**SUPPLIED DATA:**
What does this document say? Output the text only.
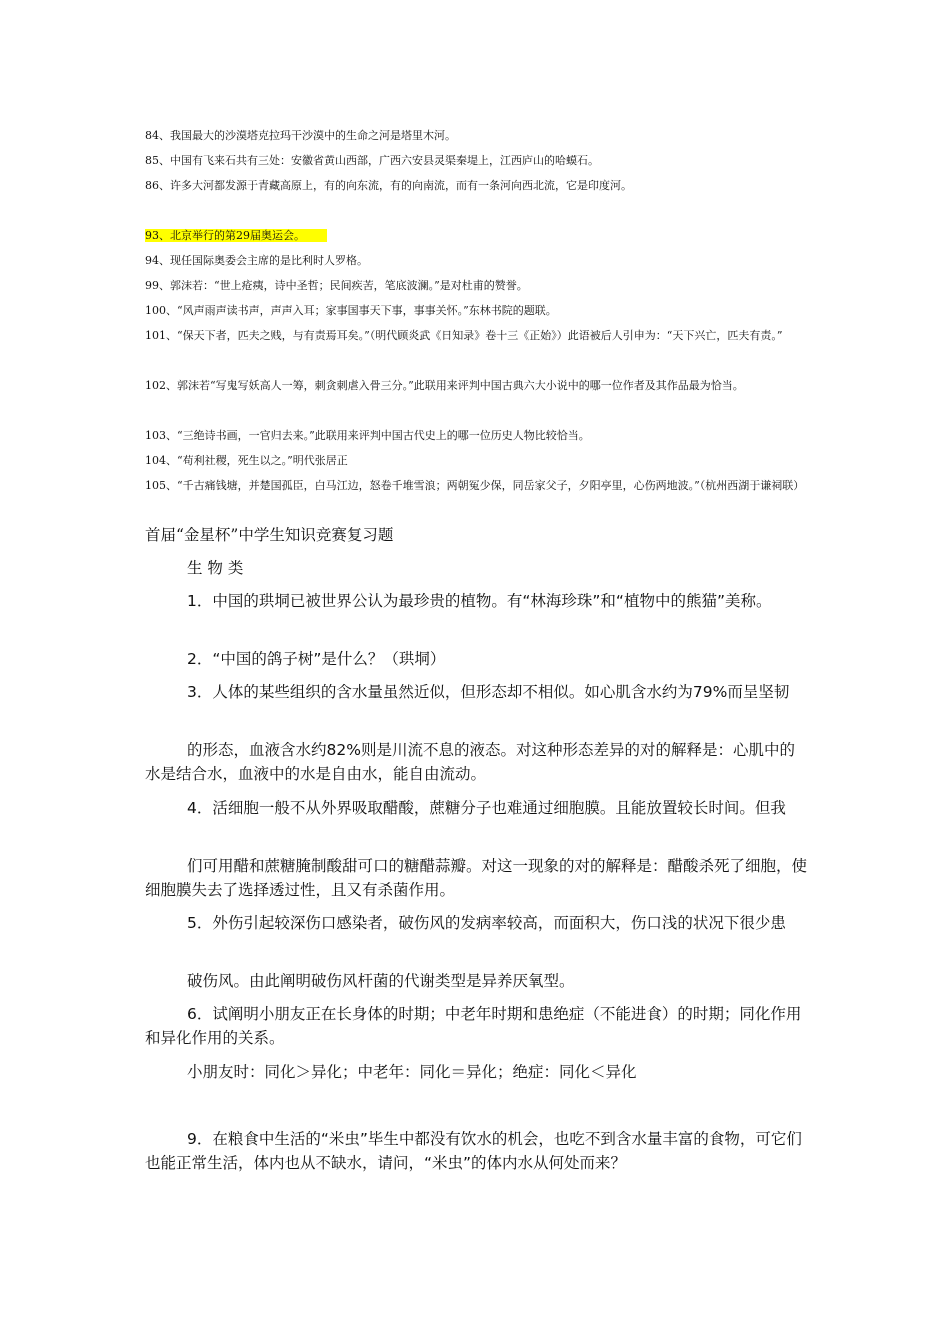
84、我国最大的沙漠塔克拉玛干沙漠中的生命之河是塔里木河。
85、中国有飞来石共有三处：安徽省黄山西部，广西六安县灵渠秦堤上，江西庐山的哈蟆石。
86、许多大河都发源于青藏高原上，有的向东流，有的向南流，而有一条河向西北流，它是印度河。
93、北京举行的第29届奥运会。
94、现任国际奥委会主席的是比利时人罗格。
99、郭沫若：“世上疮痍，诗中圣哲；民间疾苦，笔底波澜。”是对杜甫的赞誉。
100、“风声雨声读书声，声声入耳；家事国事天下事，事事关怀。”东林书院的题联。
101、“保天下者，匹夫之贱，与有责焉耳矣。”（明代顾炎武《日知录》卷十三《正始》）此语被后人引申为：“天下兴亡，匹夫有责。”
102、郭沫若“写鬼写妖高人一筹，刺贪刺虐入骨三分。”此联用来评判中国古典六大小说中的哪一位作者及其作品最为恰当。
103、“三绝诗书画，一官归去来。”此联用来评判中国古代史上的哪一位历史人物比较恰当。
104、“苟利社稷，死生以之。”明代张居正
105、“千古痛钱塘，并楚国孤臣，白马江边，怒卷千堆雪浪；两朝冤少保，同岳家父子，夕阳亭里，心伤两地波。”（杭州西湖于谦祠联）
首届“金星杯”中学生知识竞赛复习题
生 物 类
1．中国的珙垌已被世界公认为最珍贵的植物。有“林海珍珠”和“植物中的熊猫”美称。
2．“中国的鸽子树”是什么？（珙垌）
3．人体的某些组织的含水量虽然近似，但形态却不相似。如心肌含水约为79%而呈坚韧
的形态，血液含水约82%则是川流不息的液态。对这种形态差异的对的解释是：心肌中的水是结合水，血液中的水是自由水，能自由流动。
4．活细胞一般不从外界吸取醋酸，蔗糖分子也难通过细胞膜。且能放置较长时间。但我
们可用醋和蔗糖腌制酸甜可口的糖醋蒜瓣。对这一现象的对的解释是：醋酸杀死了细胞，使细胞膜失去了选择透过性，且又有杀菌作用。
5．外伤引起较深伤口感染者，破伤风的发病率较高，而面积大，伤口浅的状况下很少患
破伤风。由此阐明破伤风杆菌的代谢类型是异养厌氧型。
6．试阐明小朋友正在长身体的时期；中老年时期和患绝症（不能进食）的时期；同化作用和异化作用的关系。
小朋友时：同化＞异化；中老年：同化＝异化；绝症：同化＜异化
9．在粮食中生活的“米虫”毕生中都没有饮水的机会，也吃不到含水量丰富的食物，可它们也能正常生活，体内也从不缺水，请问，“米虫”的体内水从何处而来？
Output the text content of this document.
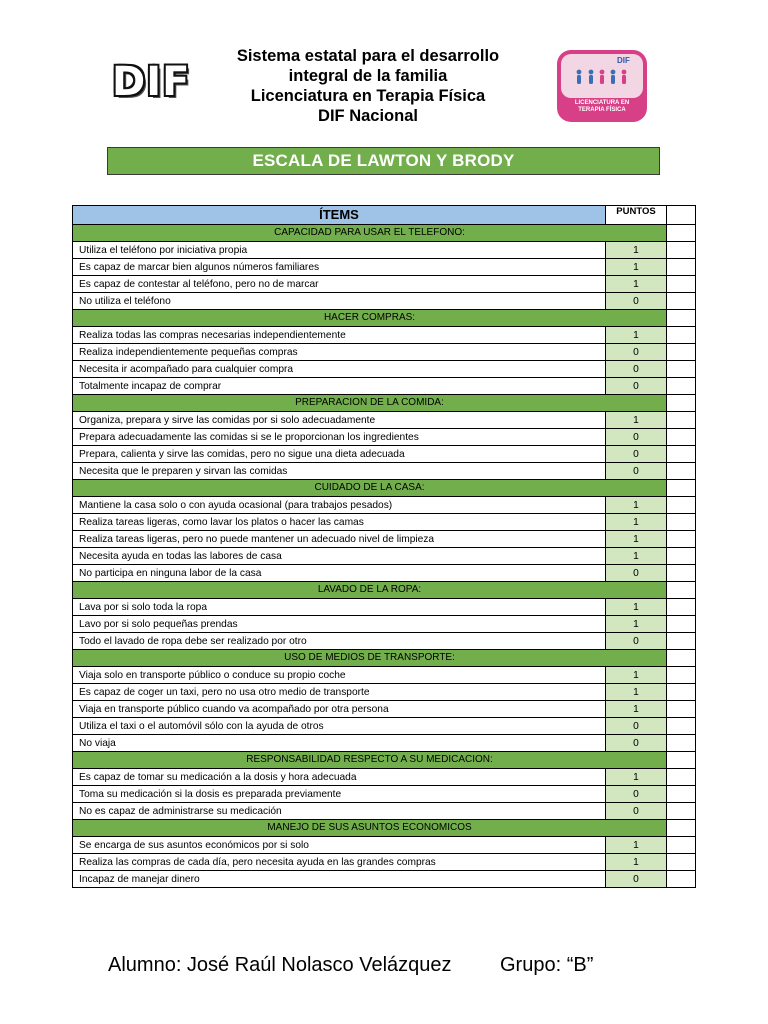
DIF
Sistema estatal para el desarrollo
integral de la familia
Licenciatura en Terapia Física
DIF Nacional
DIF
LICENCIATURA EN
TERAPIA FÍSICA
ESCALA DE LAWTON Y BRODY
ÍTEMS	PUNTOS	
CAPACIDAD PARA USAR EL TELEFONO:		
Utiliza el teléfono por iniciativa propia	1	
Es capaz de marcar bien algunos números familiares	1	
Es capaz de contestar al teléfono, pero no de marcar	1	
No utiliza el teléfono	0	
HACER COMPRAS:		
Realiza todas las compras necesarias independientemente	1	
Realiza independientemente pequeñas compras	0	
Necesita ir acompañado para cualquier compra	0	
Totalmente incapaz de comprar	0	
PREPARACION DE LA COMIDA:		
Organiza, prepara y sirve las comidas por si solo adecuadamente	1	
Prepara adecuadamente las comidas si se le proporcionan los ingredientes	0	
Prepara, calienta y sirve las comidas, pero no sigue una dieta adecuada	0	
Necesita que le preparen y sirvan las comidas	0	
CUIDADO DE LA CASA:		
Mantiene la casa solo o con ayuda ocasional (para trabajos pesados)	1	
Realiza tareas ligeras, como lavar los platos o hacer las camas	1	
Realiza tareas ligeras, pero no puede mantener un adecuado nivel de limpieza	1	
Necesita ayuda en todas las labores de casa	1	
No participa en ninguna labor de la casa	0	
LAVADO DE LA ROPA:		
Lava por si solo toda la ropa	1	
Lavo por si solo pequeñas prendas	1	
Todo el lavado de ropa debe ser realizado por otro	0	
USO DE MEDIOS DE TRANSPORTE:		
Viaja solo en transporte público o conduce su propio coche	1	
Es capaz de coger un taxi, pero no usa otro medio de transporte	1	
Viaja en transporte público cuando va acompañado por otra persona	1	
Utiliza el taxi o el automóvil sólo con la ayuda de otros	0	
No viaja	0	
RESPONSABILIDAD RESPECTO A SU MEDICACION:		
Es capaz de tomar su medicación a la dosis y hora adecuada	1	
Toma su medicación si la dosis es preparada previamente	0	
No es capaz de administrarse su medicación	0	
MANEJO DE SUS ASUNTOS ECONOMICOS		
Se encarga de sus asuntos económicos por si solo	1	
Realiza las compras de cada día, pero necesita ayuda en las grandes compras	1	
Incapaz de manejar dinero	0	
Alumno: José Raúl Nolasco Velázquez Grupo: “B”
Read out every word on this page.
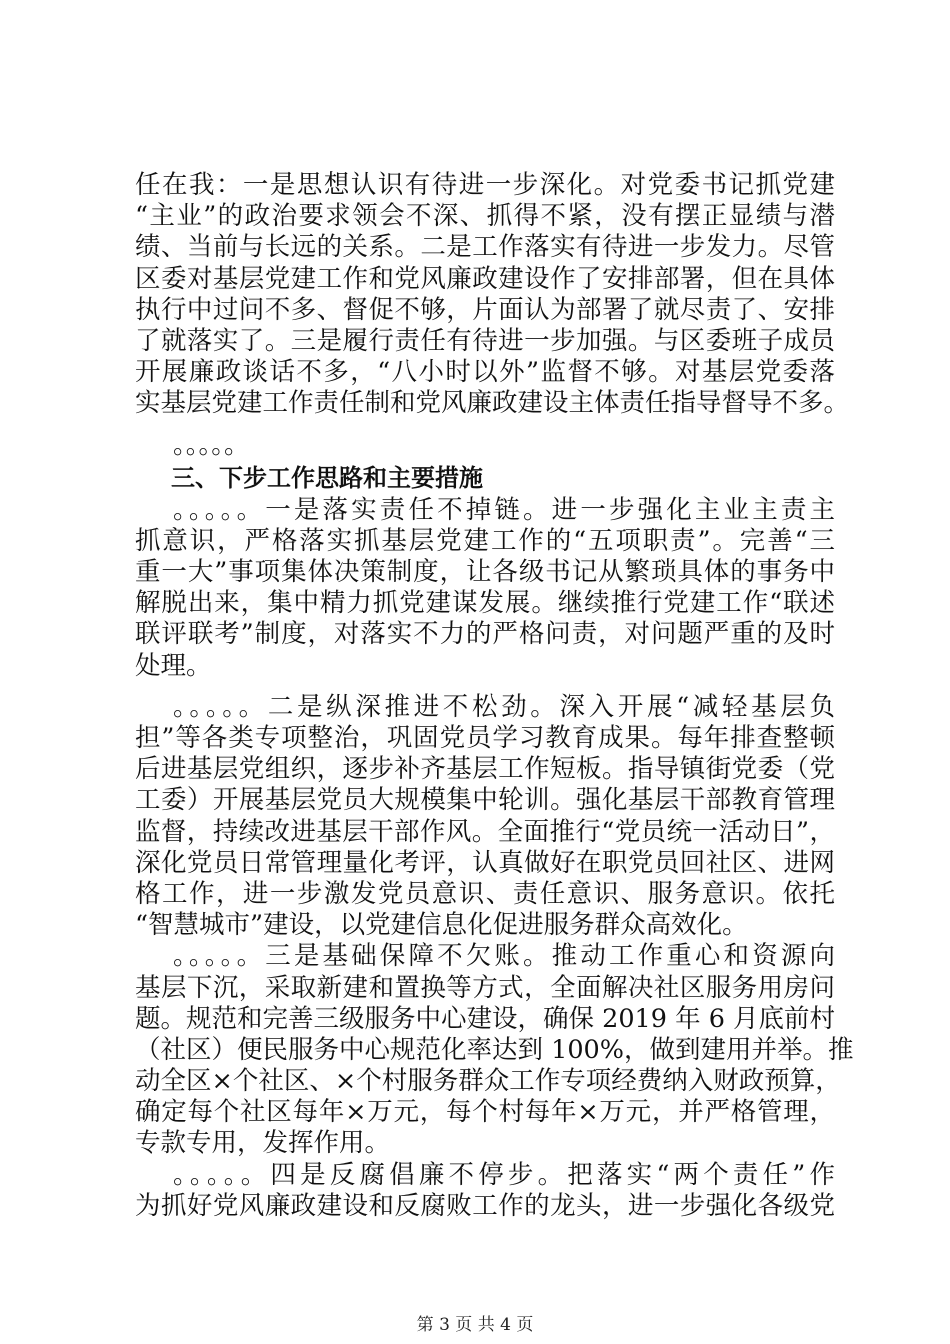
任在我：一是思想认识有待进一步深化。对党委书记抓党建
“主业”的政治要求领会不深、抓得不紧，没有摆正显绩与潜
绩、当前与长远的关系。二是工作落实有待进一步发力。尽管
区委对基层党建工作和党风廉政建设作了安排部署，但在具体
执行中过问不多、督促不够，片面认为部署了就尽责了、安排
了就落实了。三是履行责任有待进一步加强。与区委班子成员
开展廉政谈话不多，“八小时以外”监督不够。对基层党委落
实基层党建工作责任制和党风廉政建设主体责任指导督导不多。
。。。。。
三、下步工作思路和主要措施
。。。。。一是落实责任不掉链。进一步强化主业主责主
抓意识，严格落实抓基层党建工作的“五项职责”。完善“三
重一大”事项集体决策制度，让各级书记从繁琐具体的事务中
解脱出来，集中精力抓党建谋发展。继续推行党建工作“联述
联评联考”制度，对落实不力的严格问责，对问题严重的及时
处理。
。。。。。二是纵深推进不松劲。深入开展“减轻基层负
担”等各类专项整治，巩固党员学习教育成果。每年排查整顿
后进基层党组织，逐步补齐基层工作短板。指导镇街党委（党
工委）开展基层党员大规模集中轮训。强化基层干部教育管理
监督，持续改进基层干部作风。全面推行“党员统一活动日”，
深化党员日常管理量化考评，认真做好在职党员回社区、进网
格工作，进一步激发党员意识、责任意识、服务意识。依托
“智慧城市”建设，以党建信息化促进服务群众高效化。
。。。。。三是基础保障不欠账。推动工作重心和资源向
基层下沉，采取新建和置换等方式，全面解决社区服务用房问
题。规范和完善三级服务中心建设，确保 2019 年 6 月底前村
（社区）便民服务中心规范化率达到 100%，做到建用并举。推
动全区×个社区、×个村服务群众工作专项经费纳入财政预算，
确定每个社区每年×万元，每个村每年×万元，并严格管理，
专款专用，发挥作用。
。。。。。四是反腐倡廉不停步。把落实“两个责任”作
为抓好党风廉政建设和反腐败工作的龙头，进一步强化各级党
第 3 页 共 4 页
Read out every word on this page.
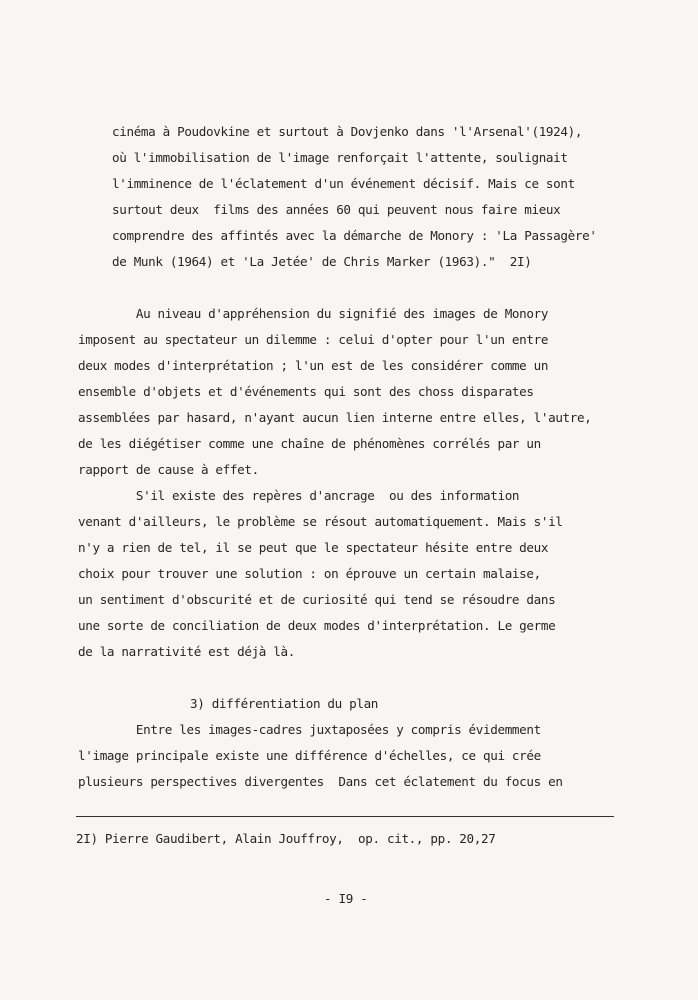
cinéma à Poudovkine et surtout à Dovjenko dans 'l'Arsenal'(1924),
où l'immobilisation de l'image renforçait l'attente, soulignait
l'imminence de l'éclatement d'un événement décisif. Mais ce sont
surtout deux  films des années 60 qui peuvent nous faire mieux
comprendre des affintés avec la démarche de Monory : 'La Passagère'
de Munk (1964) et 'La Jetée' de Chris Marker (1963)."  2I)
Au niveau d'appréhension du signifié des images de Monory
imposent au spectateur un dilemme : celui d'opter pour l'un entre
deux modes d'interprétation ; l'un est de les considérer comme un
ensemble d'objets et d'événements qui sont des choss disparates
assemblées par hasard, n'ayant aucun lien interne entre elles, l'autre,
de les diégétiser comme une chaîne de phénomènes corrélés par un
rapport de cause à effet.
S'il existe des repères d'ancrage  ou des information
venant d'ailleurs, le problème se résout automatiquement. Mais s'il
n'y a rien de tel, il se peut que le spectateur hésite entre deux
choix pour trouver une solution : on éprouve un certain malaise,
un sentiment d'obscurité et de curiosité qui tend se résoudre dans
une sorte de conciliation de deux modes d'interprétation. Le germe
de la narrativité est déjà là.
3) différentiation du plan
Entre les images-cadres juxtaposées y compris évidemment
l'image principale existe une différence d'échelles, ce qui crée
plusieurs perspectives divergentes  Dans cet éclatement du focus en
2I) Pierre Gaudibert, Alain Jouffroy,  op. cit., pp. 20,27
- I9 -
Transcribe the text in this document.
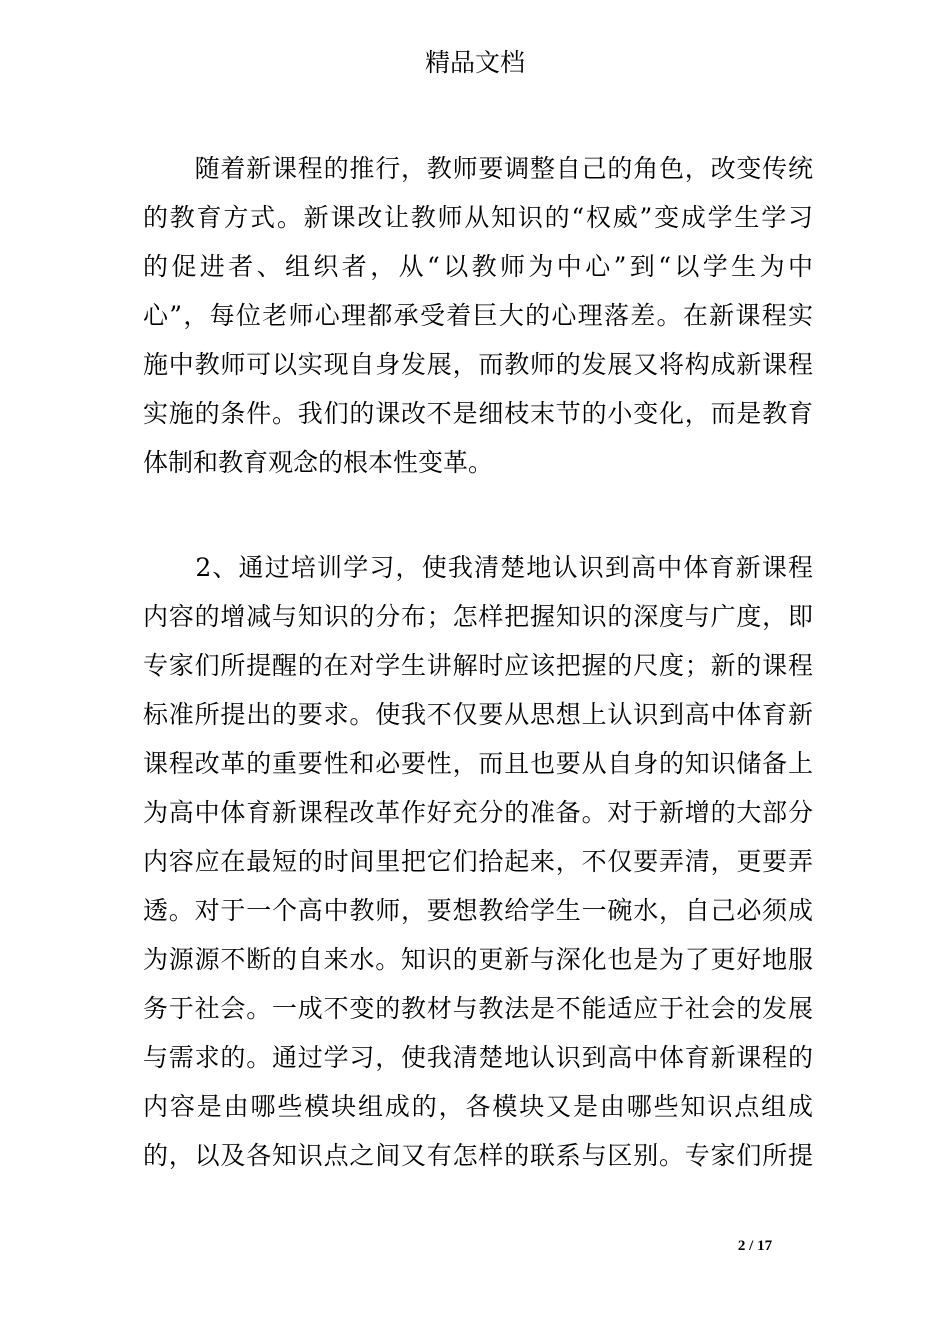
精品文档
　　随着新课程的推行，教师要调整自己的角色，改变传统
的教育方式。新课改让教师从知识的“权威”变成学生学习
的促进者、组织者，从“以教师为中心”到“以学生为中
心”，每位老师心理都承受着巨大的心理落差。在新课程实
施中教师可以实现自身发展，而教师的发展又将构成新课程
实施的条件。我们的课改不是细枝末节的小变化，而是教育
体制和教育观念的根本性变革。
　　2、通过培训学习，使我清楚地认识到高中体育新课程
内容的增减与知识的分布；怎样把握知识的深度与广度，即
专家们所提醒的在对学生讲解时应该把握的尺度；新的课程
标准所提出的要求。使我不仅要从思想上认识到高中体育新
课程改革的重要性和必要性，而且也要从自身的知识储备上
为高中体育新课程改革作好充分的准备。对于新增的大部分
内容应在最短的时间里把它们拾起来，不仅要弄清，更要弄
透。对于一个高中教师，要想教给学生一碗水，自己必须成
为源源不断的自来水。知识的更新与深化也是为了更好地服
务于社会。一成不变的教材与教法是不能适应于社会的发展
与需求的。通过学习，使我清楚地认识到高中体育新课程的
内容是由哪些模块组成的，各模块又是由哪些知识点组成
的，以及各知识点之间又有怎样的联系与区别。专家们所提
2 / 17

**TASK DESCRIPTION:** Take the line containing "Transcribe the text in this document." and all lines after it to the end of the data above, and reproduce them exactly, leaving out pictures. Nothing else belongs in the copy.

**EXERCISE ANSWER:**
Transcribe the text in this document.
精品文档
　　随着新课程的推行，教师要调整自己的角色，改变传统
的教育方式。新课改让教师从知识的“权威”变成学生学习
的促进者、组织者，从“以教师为中心”到“以学生为中
心”，每位老师心理都承受着巨大的心理落差。在新课程实
施中教师可以实现自身发展，而教师的发展又将构成新课程
实施的条件。我们的课改不是细枝末节的小变化，而是教育
体制和教育观念的根本性变革。
　　2、通过培训学习，使我清楚地认识到高中体育新课程
内容的增减与知识的分布；怎样把握知识的深度与广度，即
专家们所提醒的在对学生讲解时应该把握的尺度；新的课程
标准所提出的要求。使我不仅要从思想上认识到高中体育新
课程改革的重要性和必要性，而且也要从自身的知识储备上
为高中体育新课程改革作好充分的准备。对于新增的大部分
内容应在最短的时间里把它们拾起来，不仅要弄清，更要弄
透。对于一个高中教师，要想教给学生一碗水，自己必须成
为源源不断的自来水。知识的更新与深化也是为了更好地服
务于社会。一成不变的教材与教法是不能适应于社会的发展
与需求的。通过学习，使我清楚地认识到高中体育新课程的
内容是由哪些模块组成的，各模块又是由哪些知识点组成
的，以及各知识点之间又有怎样的联系与区别。专家们所提
2 / 17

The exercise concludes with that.